- _WORK TO COMPLETE_
Write out every entry precisely as given, leaving the pictures out.

- _DATA TO USE_
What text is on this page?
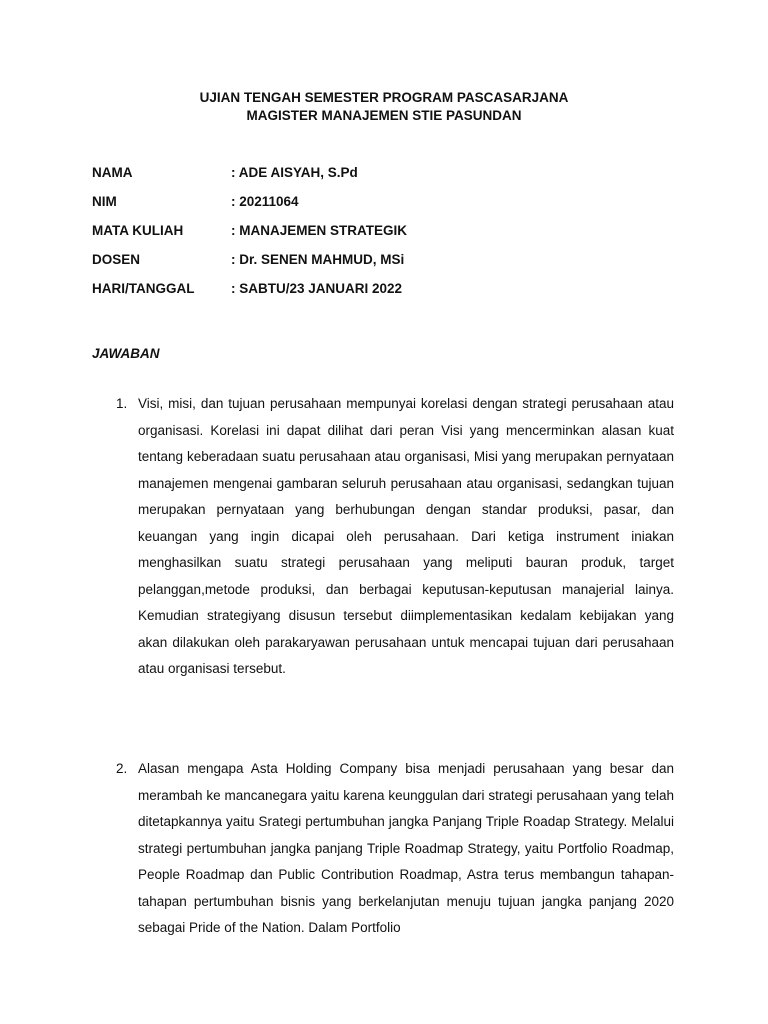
UJIAN TENGAH SEMESTER PROGRAM PASCASARJANA
MAGISTER MANAJEMEN STIE PASUNDAN
NAMA	: ADE AISYAH, S.Pd
NIM	: 20211064
MATA KULIAH	: MANAJEMEN STRATEGIK
DOSEN	: Dr. SENEN MAHMUD, MSi
HARI/TANGGAL	: SABTU/23 JANUARI 2022
JAWABAN
1. Visi, misi, dan tujuan perusahaan mempunyai korelasi dengan strategi perusahaan atau organisasi. Korelasi ini dapat dilihat dari peran Visi yang mencerminkan alasan kuat tentang keberadaan suatu perusahaan atau organisasi, Misi yang merupakan pernyataan manajemen mengenai gambaran seluruh perusahaan atau organisasi, sedangkan tujuan merupakan pernyataan yang berhubungan dengan standar produksi, pasar, dan keuangan yang ingin dicapai oleh perusahaan. Dari ketiga instrument iniakan menghasilkan suatu strategi perusahaan yang meliputi bauran produk, target pelanggan,metode produksi, dan berbagai keputusan-keputusan manajerial lainya. Kemudian strategiyang disusun tersebut diimplementasikan kedalam kebijakan yang akan dilakukan oleh parakaryawan perusahaan untuk mencapai tujuan dari perusahaan atau organisasi tersebut.
2. Alasan mengapa Asta Holding Company bisa menjadi perusahaan yang besar dan merambah ke mancanegara yaitu karena keunggulan dari strategi perusahaan yang telah ditetapkannya yaitu Srategi pertumbuhan jangka Panjang Triple Roadap Strategy. Melalui strategi pertumbuhan jangka panjang Triple Roadmap Strategy, yaitu Portfolio Roadmap, People Roadmap dan Public Contribution Roadmap, Astra terus membangun tahapan-tahapan pertumbuhan bisnis yang berkelanjutan menuju tujuan jangka panjang 2020 sebagai Pride of the Nation. Dalam Portfolio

- _COMPLETE OUTPUT_
What text is on this page?
UJIAN TENGAH SEMESTER PROGRAM PASCASARJANA
MAGISTER MANAJEMEN STIE PASUNDAN
NAMA	: ADE AISYAH, S.Pd
NIM	: 20211064
MATA KULIAH	: MANAJEMEN STRATEGIK
DOSEN	: Dr. SENEN MAHMUD, MSi
HARI/TANGGAL	: SABTU/23 JANUARI 2022
JAWABAN
1. Visi, misi, dan tujuan perusahaan mempunyai korelasi dengan strategi perusahaan atau organisasi. Korelasi ini dapat dilihat dari peran Visi yang mencerminkan alasan kuat tentang keberadaan suatu perusahaan atau organisasi, Misi yang merupakan pernyataan manajemen mengenai gambaran seluruh perusahaan atau organisasi, sedangkan tujuan merupakan pernyataan yang berhubungan dengan standar produksi, pasar, dan keuangan yang ingin dicapai oleh perusahaan. Dari ketiga instrument iniakan menghasilkan suatu strategi perusahaan yang meliputi bauran produk, target pelanggan,metode produksi, dan berbagai keputusan-keputusan manajerial lainya. Kemudian strategiyang disusun tersebut diimplementasikan kedalam kebijakan yang akan dilakukan oleh parakaryawan perusahaan untuk mencapai tujuan dari perusahaan atau organisasi tersebut.
2. Alasan mengapa Asta Holding Company bisa menjadi perusahaan yang besar dan merambah ke mancanegara yaitu karena keunggulan dari strategi perusahaan yang telah ditetapkannya yaitu Srategi pertumbuhan jangka Panjang Triple Roadap Strategy. Melalui strategi pertumbuhan jangka panjang Triple Roadmap Strategy, yaitu Portfolio Roadmap, People Roadmap dan Public Contribution Roadmap, Astra terus membangun tahapan-tahapan pertumbuhan bisnis yang berkelanjutan menuju tujuan jangka panjang 2020 sebagai Pride of the Nation. Dalam Portfolio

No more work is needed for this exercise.